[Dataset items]
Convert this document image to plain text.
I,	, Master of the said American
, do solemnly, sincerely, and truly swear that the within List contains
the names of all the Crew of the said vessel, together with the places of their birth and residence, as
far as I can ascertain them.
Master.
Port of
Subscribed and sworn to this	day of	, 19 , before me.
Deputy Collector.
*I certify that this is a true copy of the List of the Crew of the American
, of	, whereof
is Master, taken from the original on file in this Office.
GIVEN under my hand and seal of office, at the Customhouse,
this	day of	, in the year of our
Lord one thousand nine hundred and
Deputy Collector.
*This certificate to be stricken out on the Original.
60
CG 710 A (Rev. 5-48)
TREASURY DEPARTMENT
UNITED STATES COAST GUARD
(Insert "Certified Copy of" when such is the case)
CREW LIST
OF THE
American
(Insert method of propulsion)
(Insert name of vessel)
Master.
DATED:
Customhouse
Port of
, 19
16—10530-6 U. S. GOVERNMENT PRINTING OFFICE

-- OBJECTIVE --
Print the entries exactly. Include every one.

-- EXERCISE ANSWER --
Convert this document image to plain text.
I,	, Master of the said American
, do solemnly, sincerely, and truly swear that the within List contains
the names of all the Crew of the said vessel, together with the places of their birth and residence, as
far as I can ascertain them.
Master.
Port of
Subscribed and sworn to this	day of	, 19 , before me.
Deputy Collector.
*I certify that this is a true copy of the List of the Crew of the American
, of	, whereof
is Master, taken from the original on file in this Office.
GIVEN under my hand and seal of office, at the Customhouse,
this	day of	, in the year of our
Lord one thousand nine hundred and
Deputy Collector.
*This certificate to be stricken out on the Original.
60
CG 710 A (Rev. 5-48)
TREASURY DEPARTMENT
UNITED STATES COAST GUARD
(Insert "Certified Copy of" when such is the case)
CREW LIST
OF THE
American
(Insert method of propulsion)
(Insert name of vessel)
Master.
DATED:
Customhouse
Port of
, 19
16—10530-6 U. S. GOVERNMENT PRINTING OFFICE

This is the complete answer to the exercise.